[[ Information supplied, beginning ]]
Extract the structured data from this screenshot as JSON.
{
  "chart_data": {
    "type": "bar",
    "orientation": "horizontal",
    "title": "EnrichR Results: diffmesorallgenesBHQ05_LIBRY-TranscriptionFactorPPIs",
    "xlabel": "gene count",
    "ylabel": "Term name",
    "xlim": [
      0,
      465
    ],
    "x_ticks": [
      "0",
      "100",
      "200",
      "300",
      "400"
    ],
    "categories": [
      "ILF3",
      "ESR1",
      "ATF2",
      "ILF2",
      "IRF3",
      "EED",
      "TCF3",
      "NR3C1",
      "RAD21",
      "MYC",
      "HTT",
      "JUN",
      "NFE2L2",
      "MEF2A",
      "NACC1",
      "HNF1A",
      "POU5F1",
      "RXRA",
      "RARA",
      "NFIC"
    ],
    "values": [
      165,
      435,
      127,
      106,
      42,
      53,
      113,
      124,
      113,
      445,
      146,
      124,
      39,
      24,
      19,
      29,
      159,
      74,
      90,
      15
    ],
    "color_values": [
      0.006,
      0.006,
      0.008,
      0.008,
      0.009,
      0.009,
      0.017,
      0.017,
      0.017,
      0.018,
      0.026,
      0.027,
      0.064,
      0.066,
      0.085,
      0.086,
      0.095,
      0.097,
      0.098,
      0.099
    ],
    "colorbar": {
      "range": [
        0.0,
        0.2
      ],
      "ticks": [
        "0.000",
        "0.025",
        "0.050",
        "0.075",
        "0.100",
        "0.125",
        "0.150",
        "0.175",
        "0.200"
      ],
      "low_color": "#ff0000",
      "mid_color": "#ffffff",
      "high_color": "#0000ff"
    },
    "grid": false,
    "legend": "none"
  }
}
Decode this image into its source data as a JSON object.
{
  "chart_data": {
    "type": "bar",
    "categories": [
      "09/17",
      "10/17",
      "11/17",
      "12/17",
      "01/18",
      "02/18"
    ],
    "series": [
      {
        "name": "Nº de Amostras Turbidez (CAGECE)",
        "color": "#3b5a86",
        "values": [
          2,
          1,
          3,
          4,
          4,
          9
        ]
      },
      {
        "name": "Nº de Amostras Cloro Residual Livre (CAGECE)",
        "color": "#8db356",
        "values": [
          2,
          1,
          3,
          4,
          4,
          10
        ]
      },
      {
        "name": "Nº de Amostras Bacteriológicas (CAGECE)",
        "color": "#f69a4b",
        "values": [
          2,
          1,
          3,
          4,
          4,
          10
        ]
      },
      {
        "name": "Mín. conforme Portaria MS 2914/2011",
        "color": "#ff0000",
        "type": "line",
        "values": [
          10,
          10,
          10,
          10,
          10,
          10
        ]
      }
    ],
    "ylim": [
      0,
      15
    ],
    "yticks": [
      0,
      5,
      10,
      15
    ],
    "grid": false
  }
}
[[ Information supplied, end ]]
[[ Information supplied, beginning ]]
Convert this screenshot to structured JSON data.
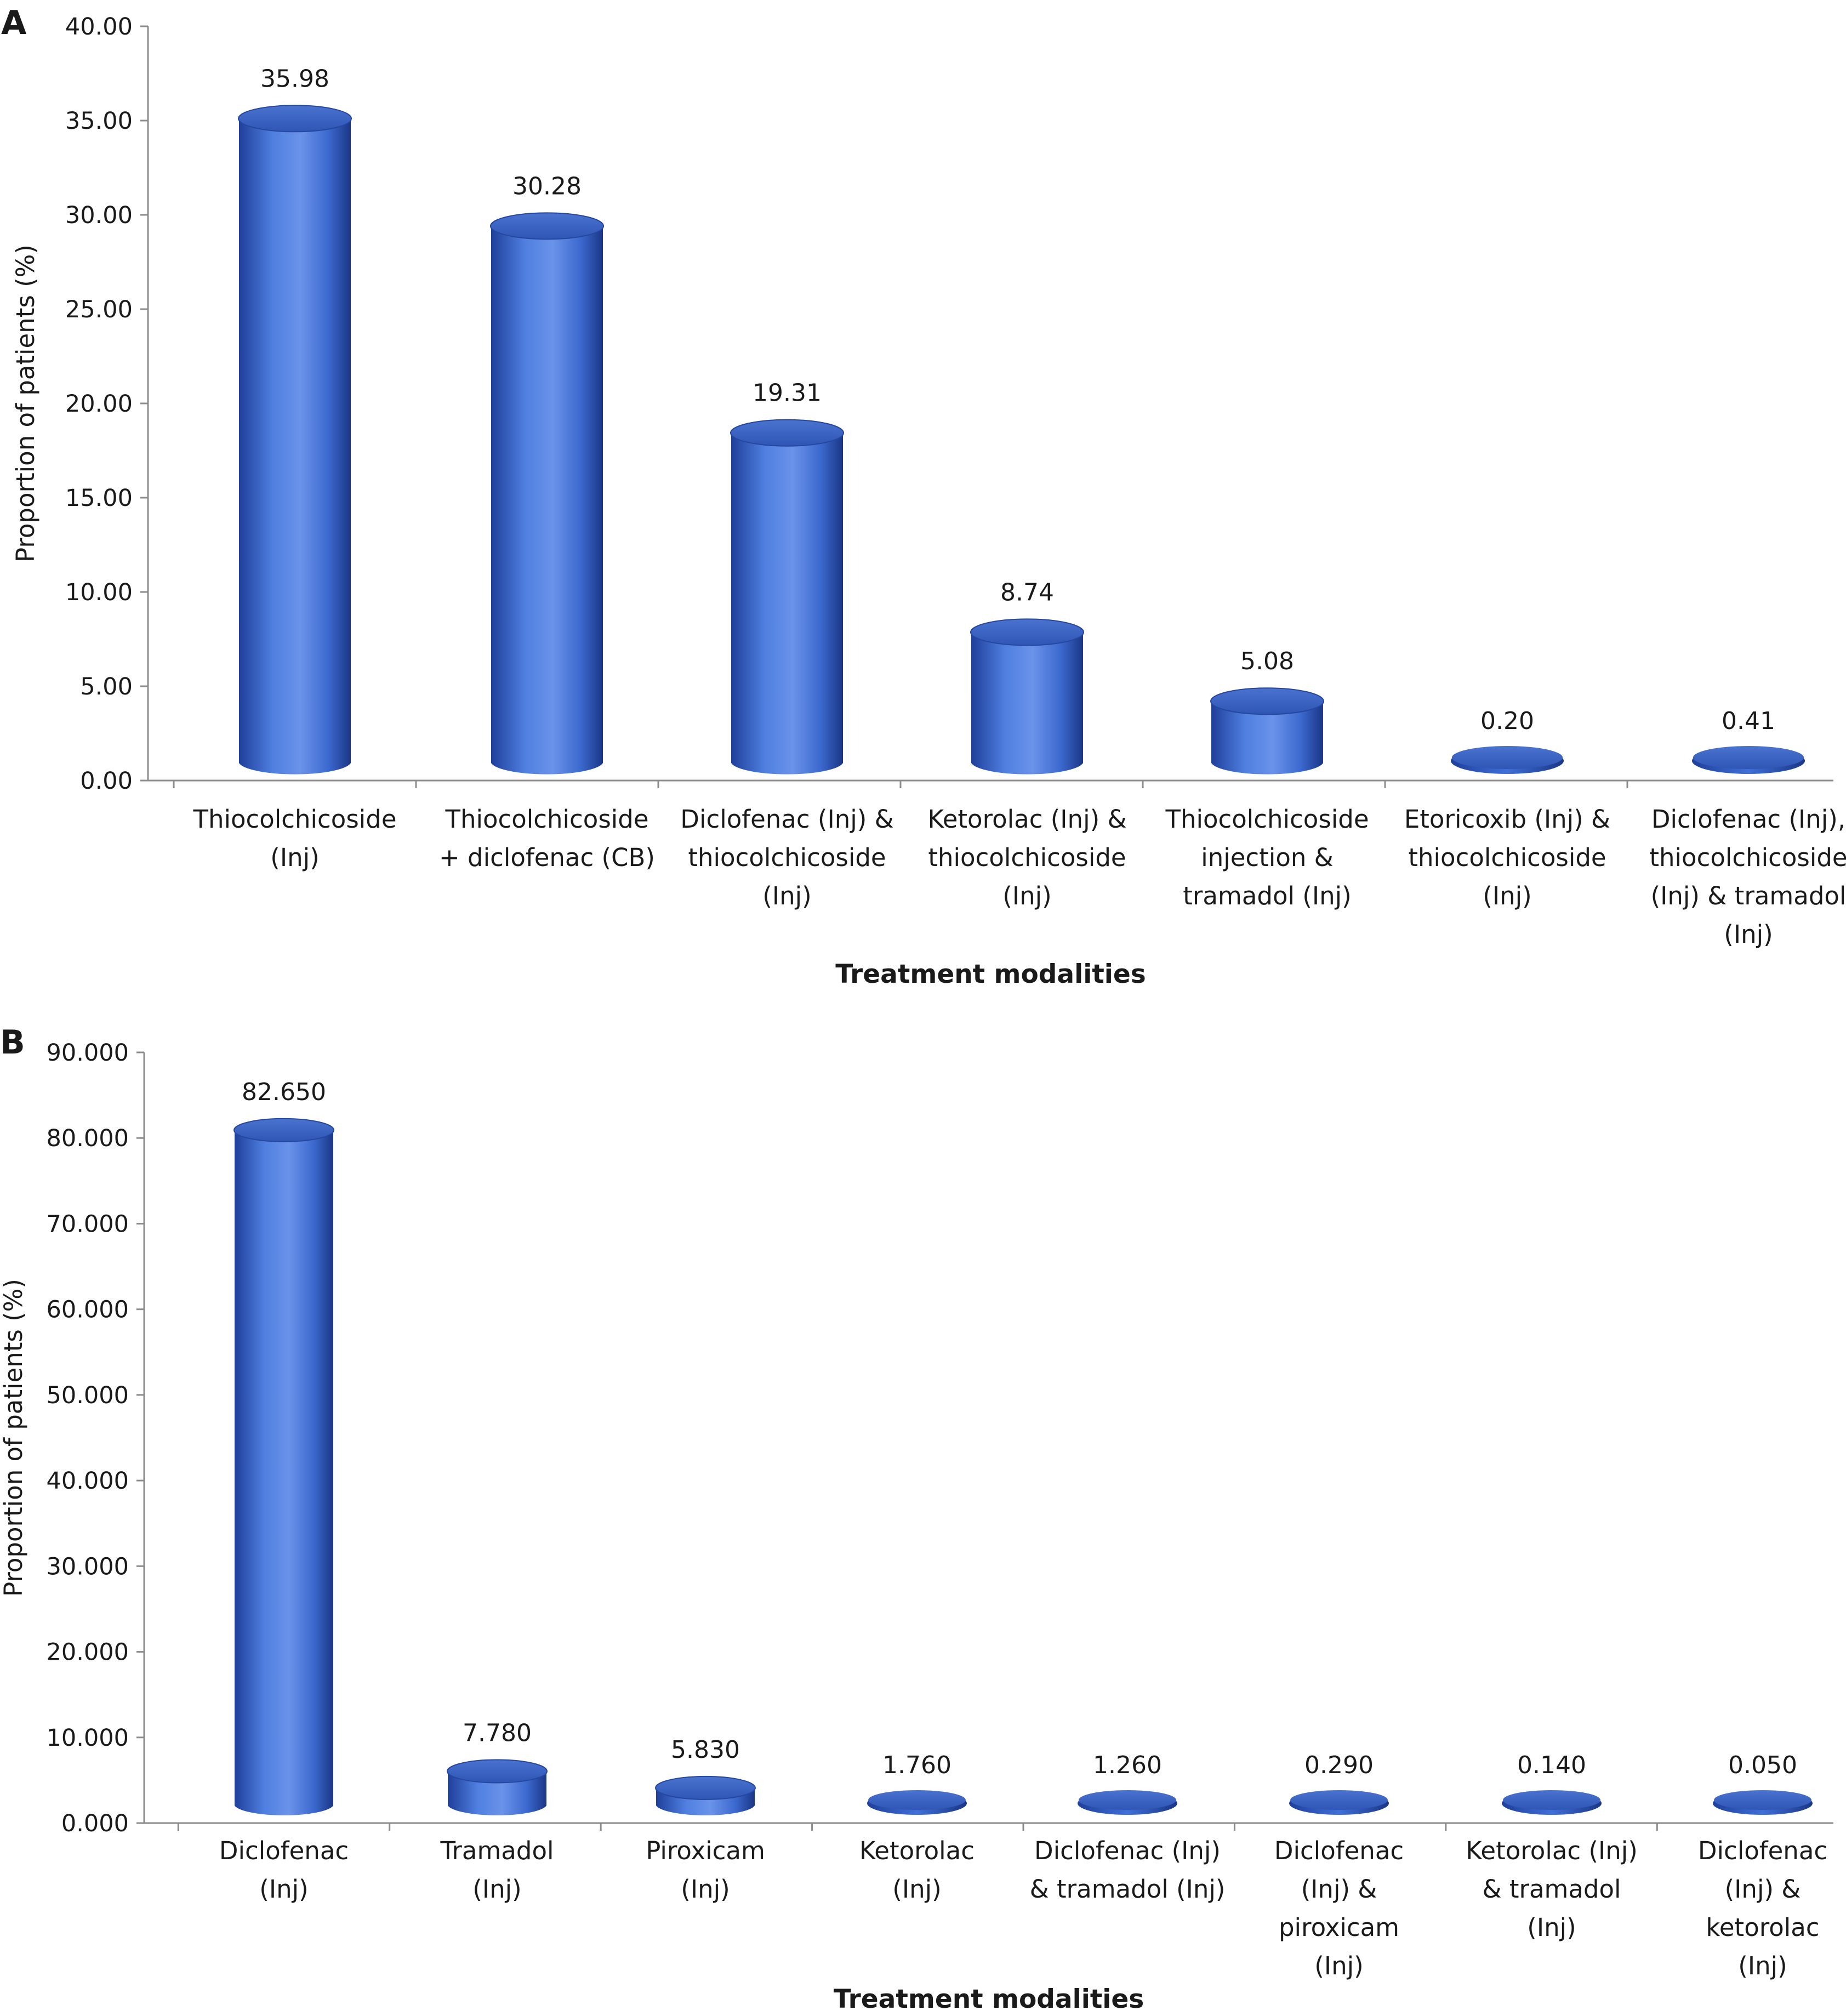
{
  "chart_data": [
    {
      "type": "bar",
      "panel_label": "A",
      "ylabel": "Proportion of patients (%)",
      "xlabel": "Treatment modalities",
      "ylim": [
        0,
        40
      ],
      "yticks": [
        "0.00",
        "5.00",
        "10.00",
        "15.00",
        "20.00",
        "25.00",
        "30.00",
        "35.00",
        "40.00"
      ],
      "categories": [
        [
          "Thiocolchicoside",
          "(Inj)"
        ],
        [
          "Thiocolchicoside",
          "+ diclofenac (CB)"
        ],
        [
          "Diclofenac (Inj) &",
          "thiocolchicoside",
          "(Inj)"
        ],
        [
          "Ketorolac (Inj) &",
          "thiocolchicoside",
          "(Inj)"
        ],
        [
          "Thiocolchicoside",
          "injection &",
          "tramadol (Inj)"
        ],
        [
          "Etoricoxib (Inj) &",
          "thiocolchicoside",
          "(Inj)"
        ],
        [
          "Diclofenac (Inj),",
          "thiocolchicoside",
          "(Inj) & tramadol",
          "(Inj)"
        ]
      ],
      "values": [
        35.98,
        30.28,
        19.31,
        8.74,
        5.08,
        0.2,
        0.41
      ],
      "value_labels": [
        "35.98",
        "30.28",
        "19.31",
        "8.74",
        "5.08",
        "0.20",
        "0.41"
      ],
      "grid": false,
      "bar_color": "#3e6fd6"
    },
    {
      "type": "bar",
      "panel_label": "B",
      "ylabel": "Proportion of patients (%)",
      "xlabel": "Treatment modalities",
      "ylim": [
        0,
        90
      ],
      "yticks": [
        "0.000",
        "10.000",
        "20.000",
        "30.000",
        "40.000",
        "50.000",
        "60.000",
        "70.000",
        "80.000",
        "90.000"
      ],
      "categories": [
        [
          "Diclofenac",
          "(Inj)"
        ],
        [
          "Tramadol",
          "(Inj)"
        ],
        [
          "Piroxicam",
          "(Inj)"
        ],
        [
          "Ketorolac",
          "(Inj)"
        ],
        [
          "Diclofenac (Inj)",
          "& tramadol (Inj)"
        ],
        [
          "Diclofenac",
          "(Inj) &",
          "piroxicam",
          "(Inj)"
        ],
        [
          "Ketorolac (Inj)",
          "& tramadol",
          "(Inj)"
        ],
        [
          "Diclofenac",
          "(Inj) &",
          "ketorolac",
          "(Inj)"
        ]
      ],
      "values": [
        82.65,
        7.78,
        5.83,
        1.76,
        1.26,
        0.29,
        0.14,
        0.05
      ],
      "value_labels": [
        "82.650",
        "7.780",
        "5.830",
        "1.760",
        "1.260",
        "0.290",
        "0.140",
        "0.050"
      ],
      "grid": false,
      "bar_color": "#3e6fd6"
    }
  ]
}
[[ Information supplied, end ]]
[[ Information supplied, beginning ]]
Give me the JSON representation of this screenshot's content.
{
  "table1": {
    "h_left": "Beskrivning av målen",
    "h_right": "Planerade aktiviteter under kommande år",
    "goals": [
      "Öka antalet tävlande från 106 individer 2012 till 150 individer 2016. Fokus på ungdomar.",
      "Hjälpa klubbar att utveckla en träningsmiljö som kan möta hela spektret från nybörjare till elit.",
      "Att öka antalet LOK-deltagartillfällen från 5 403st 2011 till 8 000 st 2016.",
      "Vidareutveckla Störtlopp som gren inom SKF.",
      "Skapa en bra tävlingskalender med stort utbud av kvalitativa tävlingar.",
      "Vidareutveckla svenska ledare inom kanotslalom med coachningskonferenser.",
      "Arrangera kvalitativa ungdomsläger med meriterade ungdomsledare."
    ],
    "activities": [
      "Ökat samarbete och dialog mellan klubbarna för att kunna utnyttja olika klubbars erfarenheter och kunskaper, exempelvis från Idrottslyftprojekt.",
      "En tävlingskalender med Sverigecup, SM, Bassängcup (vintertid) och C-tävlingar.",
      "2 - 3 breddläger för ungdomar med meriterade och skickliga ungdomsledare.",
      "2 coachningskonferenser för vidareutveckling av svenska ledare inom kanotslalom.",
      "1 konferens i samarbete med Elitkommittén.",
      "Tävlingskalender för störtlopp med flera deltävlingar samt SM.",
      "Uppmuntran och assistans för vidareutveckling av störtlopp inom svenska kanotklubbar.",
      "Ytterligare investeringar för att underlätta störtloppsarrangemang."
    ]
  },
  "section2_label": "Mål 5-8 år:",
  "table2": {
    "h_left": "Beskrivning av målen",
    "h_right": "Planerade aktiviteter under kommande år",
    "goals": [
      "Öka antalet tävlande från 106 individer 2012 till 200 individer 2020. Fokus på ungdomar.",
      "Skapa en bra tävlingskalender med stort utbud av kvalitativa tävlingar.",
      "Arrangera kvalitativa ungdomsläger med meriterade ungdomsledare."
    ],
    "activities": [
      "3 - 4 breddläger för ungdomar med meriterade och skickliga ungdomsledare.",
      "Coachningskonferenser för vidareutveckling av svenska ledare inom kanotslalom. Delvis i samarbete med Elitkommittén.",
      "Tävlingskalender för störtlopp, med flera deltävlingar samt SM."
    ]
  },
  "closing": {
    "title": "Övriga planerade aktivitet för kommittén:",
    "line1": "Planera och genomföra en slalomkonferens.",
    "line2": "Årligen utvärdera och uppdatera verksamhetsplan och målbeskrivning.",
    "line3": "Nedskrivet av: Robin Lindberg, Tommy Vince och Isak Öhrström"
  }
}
[[ Information supplied, end ]]
Problem requirements => Using the material above, tally the lines that hold the string "skickliga". Reply with the number alone.

Result => 2